◆ Exercise prompt: Where a line in the listing contains the string "Lange", copy that line out.

>> START Data to process

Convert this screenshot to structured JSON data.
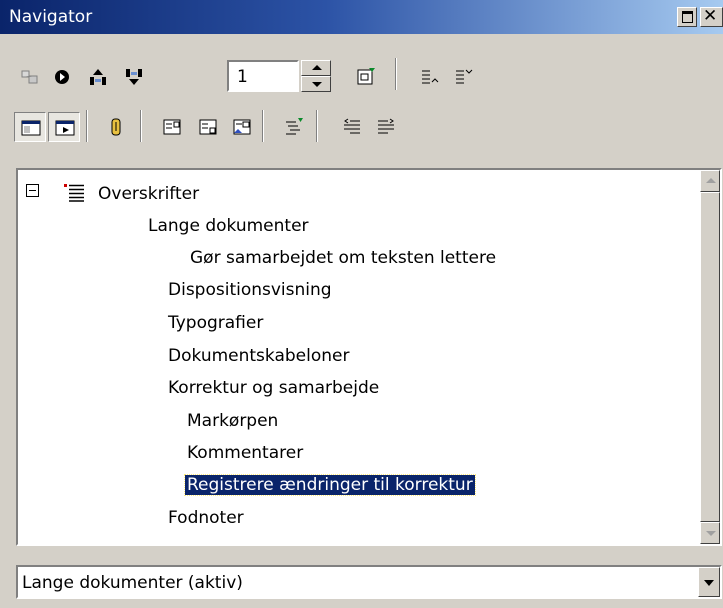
{
  "window": {
    "title": "Navigator"
  },
  "toolbar": {
    "page_number": "1",
    "icons": [
      "navigation-icon",
      "next-object-icon",
      "previous-icon",
      "next-icon",
      "content-view-icon",
      "promote-chapter-icon",
      "demote-chapter-icon",
      "list-box-toggle-icon",
      "header-icon",
      "drag-mode-icon",
      "reminder-icon",
      "footer-icon",
      "anchor-endnote-icon",
      "heading-levels-icon",
      "promote-level-icon",
      "demote-level-icon"
    ]
  },
  "tree": {
    "root": {
      "label": "Overskrifter",
      "expanded": true
    },
    "items": [
      {
        "label": "Lange dokumenter",
        "level": 3
      },
      {
        "label": "Gør samarbejdet om teksten lettere",
        "level": 5
      },
      {
        "label": "Dispositionsvisning",
        "level": 2
      },
      {
        "label": "Typografier",
        "level": 2
      },
      {
        "label": "Dokumentskabeloner",
        "level": 2
      },
      {
        "label": "Korrektur og samarbejde",
        "level": 2
      },
      {
        "label": "Markørpen",
        "level": 3
      },
      {
        "label": "Kommentarer",
        "level": 3
      },
      {
        "label": "Registrere ændringer til korrektur",
        "level": 3,
        "selected": true
      },
      {
        "label": "Fodnoter",
        "level": 2
      }
    ]
  },
  "document_select": {
    "value": "Lange dokumenter (aktiv)"
  },
  "colors": {
    "selection": "#0a246a",
    "titlebar_start": "#0a246a",
    "titlebar_end": "#a6caf0",
    "face": "#d4d0c8"
  }
}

>> END Data to process

◆ The reply:
        "label": "Lange dokumenter",
    "value": "Lange dokumenter (aktiv)"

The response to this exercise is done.